## WRITTEN TASK
Copy out the listing exactly.

——

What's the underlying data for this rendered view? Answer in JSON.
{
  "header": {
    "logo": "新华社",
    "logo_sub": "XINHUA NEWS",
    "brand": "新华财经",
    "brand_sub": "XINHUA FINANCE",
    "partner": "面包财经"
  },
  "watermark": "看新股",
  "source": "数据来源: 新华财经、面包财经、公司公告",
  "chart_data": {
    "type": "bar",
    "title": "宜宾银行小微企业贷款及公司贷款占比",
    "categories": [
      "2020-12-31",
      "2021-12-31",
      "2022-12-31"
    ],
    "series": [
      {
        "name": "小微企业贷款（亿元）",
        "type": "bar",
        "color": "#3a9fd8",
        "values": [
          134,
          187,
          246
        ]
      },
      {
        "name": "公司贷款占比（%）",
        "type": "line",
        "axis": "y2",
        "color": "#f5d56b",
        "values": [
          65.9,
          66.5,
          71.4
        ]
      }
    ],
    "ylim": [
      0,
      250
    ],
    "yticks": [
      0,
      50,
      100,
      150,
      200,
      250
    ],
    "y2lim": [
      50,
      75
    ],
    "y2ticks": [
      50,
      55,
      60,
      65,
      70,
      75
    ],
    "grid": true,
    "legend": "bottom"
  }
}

——

## WRITTEN SOLUTION
What's the underlying data for this rendered view? Answer in JSON.
{
  "header": {
    "logo": "新华社",
    "logo_sub": "XINHUA NEWS",
    "brand": "新华财经",
    "brand_sub": "XINHUA FINANCE",
    "partner": "面包财经"
  },
  "watermark": "看新股",
  "source": "数据来源: 新华财经、面包财经、公司公告",
  "chart_data": {
    "type": "bar",
    "title": "宜宾银行小微企业贷款及公司贷款占比",
    "categories": [
      "2020-12-31",
      "2021-12-31",
      "2022-12-31"
    ],
    "series": [
      {
        "name": "小微企业贷款（亿元）",
        "type": "bar",
        "color": "#3a9fd8",
        "values": [
          134,
          187,
          246
        ]
      },
      {
        "name": "公司贷款占比（%）",
        "type": "line",
        "axis": "y2",
        "color": "#f5d56b",
        "values": [
          65.9,
          66.5,
          71.4
        ]
      }
    ],
    "ylim": [
      0,
      250
    ],
    "yticks": [
      0,
      50,
      100,
      150,
      200,
      250
    ],
    "y2lim": [
      50,
      75
    ],
    "y2ticks": [
      50,
      55,
      60,
      65,
      70,
      75
    ],
    "grid": true,
    "legend": "bottom"
  }
}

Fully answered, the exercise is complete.